(DIRECTIVE):
Output every record word for word.

(DATA LINES):
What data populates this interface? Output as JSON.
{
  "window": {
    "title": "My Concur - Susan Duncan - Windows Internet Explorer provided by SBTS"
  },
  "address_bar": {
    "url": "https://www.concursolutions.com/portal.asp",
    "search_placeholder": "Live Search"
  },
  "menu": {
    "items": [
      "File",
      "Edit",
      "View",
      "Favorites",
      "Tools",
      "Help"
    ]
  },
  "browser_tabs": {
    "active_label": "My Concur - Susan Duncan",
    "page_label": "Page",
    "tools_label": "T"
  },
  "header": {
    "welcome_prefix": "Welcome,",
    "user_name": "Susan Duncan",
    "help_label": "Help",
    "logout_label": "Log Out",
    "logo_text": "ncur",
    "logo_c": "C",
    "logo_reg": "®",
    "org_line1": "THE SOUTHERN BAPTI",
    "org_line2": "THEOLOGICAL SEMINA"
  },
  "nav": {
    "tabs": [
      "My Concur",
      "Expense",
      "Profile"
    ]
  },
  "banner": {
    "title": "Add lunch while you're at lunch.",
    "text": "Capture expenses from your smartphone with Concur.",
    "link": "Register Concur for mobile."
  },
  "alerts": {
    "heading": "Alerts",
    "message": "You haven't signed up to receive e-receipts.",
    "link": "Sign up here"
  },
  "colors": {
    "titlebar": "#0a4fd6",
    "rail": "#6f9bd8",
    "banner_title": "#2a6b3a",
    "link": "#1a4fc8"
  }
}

(EXPECTED OUTPUT):
What data populates this interface? Output as JSON.
{
  "window": {
    "title": "My Concur - Susan Duncan - Windows Internet Explorer provided by SBTS"
  },
  "address_bar": {
    "url": "https://www.concursolutions.com/portal.asp",
    "search_placeholder": "Live Search"
  },
  "menu": {
    "items": [
      "File",
      "Edit",
      "View",
      "Favorites",
      "Tools",
      "Help"
    ]
  },
  "browser_tabs": {
    "active_label": "My Concur - Susan Duncan",
    "page_label": "Page",
    "tools_label": "T"
  },
  "header": {
    "welcome_prefix": "Welcome,",
    "user_name": "Susan Duncan",
    "help_label": "Help",
    "logout_label": "Log Out",
    "logo_text": "ncur",
    "logo_c": "C",
    "logo_reg": "®",
    "org_line1": "THE SOUTHERN BAPTI",
    "org_line2": "THEOLOGICAL SEMINA"
  },
  "nav": {
    "tabs": [
      "My Concur",
      "Expense",
      "Profile"
    ]
  },
  "banner": {
    "title": "Add lunch while you're at lunch.",
    "text": "Capture expenses from your smartphone with Concur.",
    "link": "Register Concur for mobile."
  },
  "alerts": {
    "heading": "Alerts",
    "message": "You haven't signed up to receive e-receipts.",
    "link": "Sign up here"
  },
  "colors": {
    "titlebar": "#0a4fd6",
    "rail": "#6f9bd8",
    "banner_title": "#2a6b3a",
    "link": "#1a4fc8"
  }
}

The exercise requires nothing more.